[Collected data]
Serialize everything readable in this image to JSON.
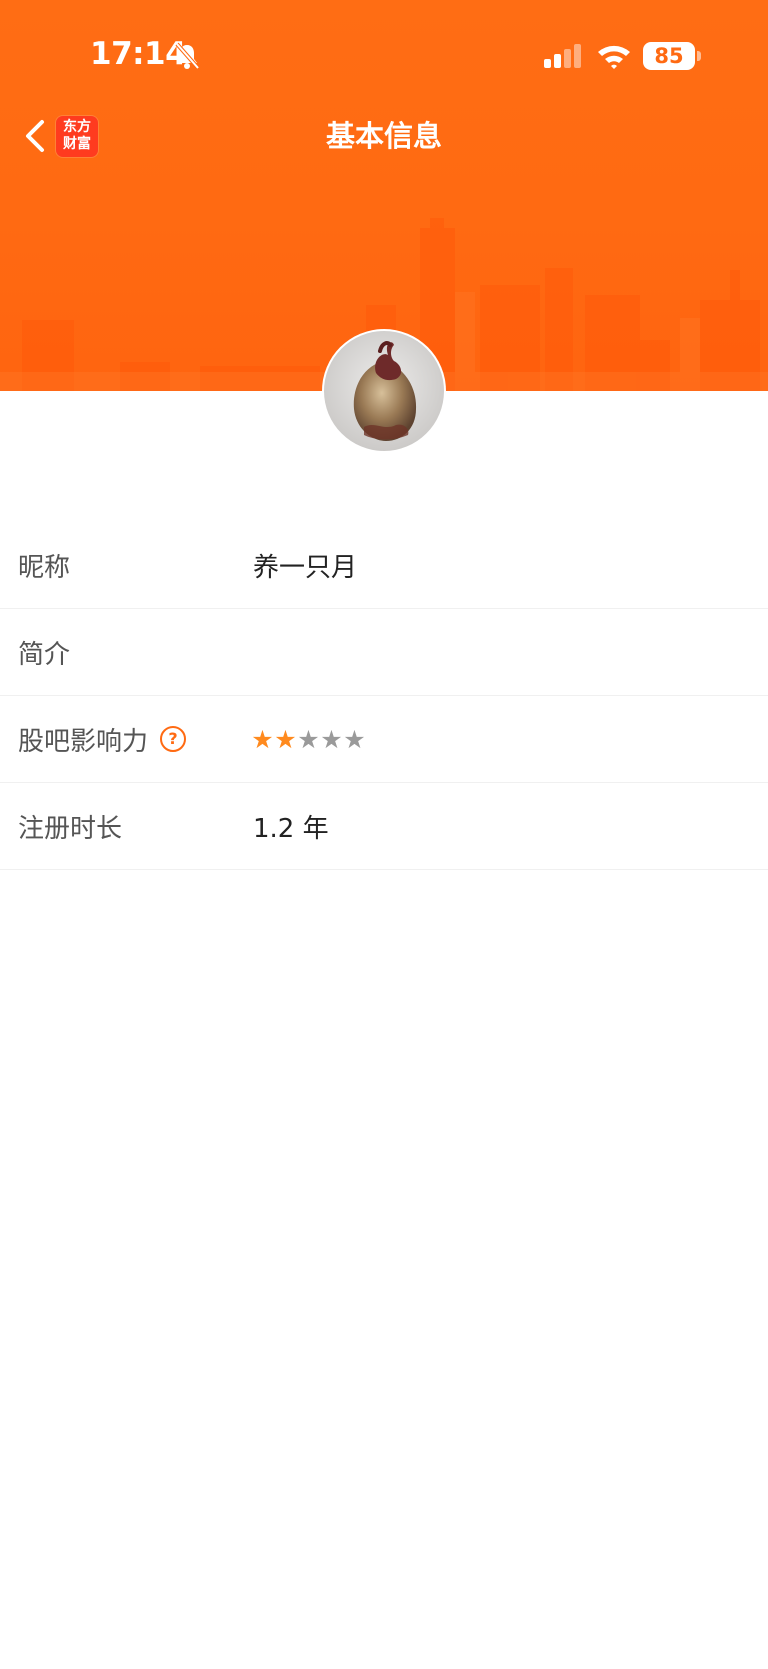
{
  "status_bar": {
    "time": "17:14",
    "battery": "85"
  },
  "nav": {
    "title": "基本信息",
    "brand_line1": "东方",
    "brand_line2": "财富"
  },
  "profile": {
    "rows": [
      {
        "label": "昵称",
        "value": "养一只月"
      },
      {
        "label": "简介",
        "value": ""
      },
      {
        "label": "股吧影响力",
        "help": "?",
        "rating": 2,
        "rating_max": 5
      },
      {
        "label": "注册时长",
        "value": "1.2 年"
      }
    ]
  },
  "icons": {
    "star": "★"
  },
  "colors": {
    "header_orange": "#ff6a12",
    "brand_red": "#ff3b1f",
    "star_on": "#ff8a1e",
    "star_off": "#9a9a9a"
  }
}
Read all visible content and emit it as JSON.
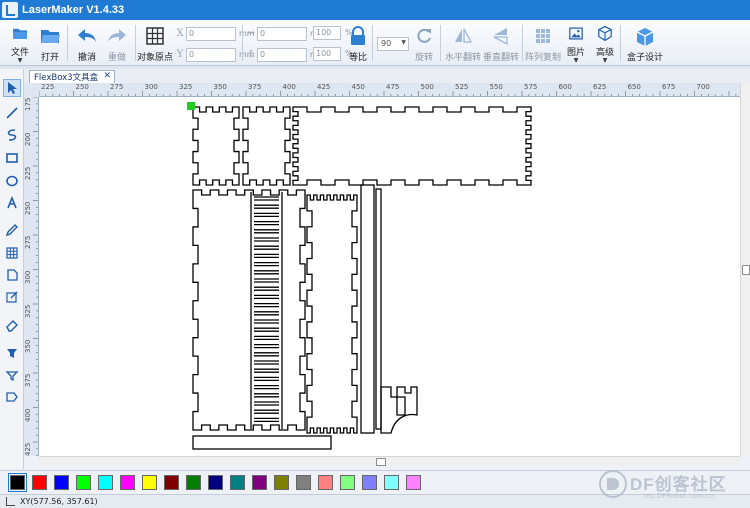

* [Brief]: Work out how many lines of the data hold the string "JSON". Reply with that number alone.

* [Solution to the exercise]: 2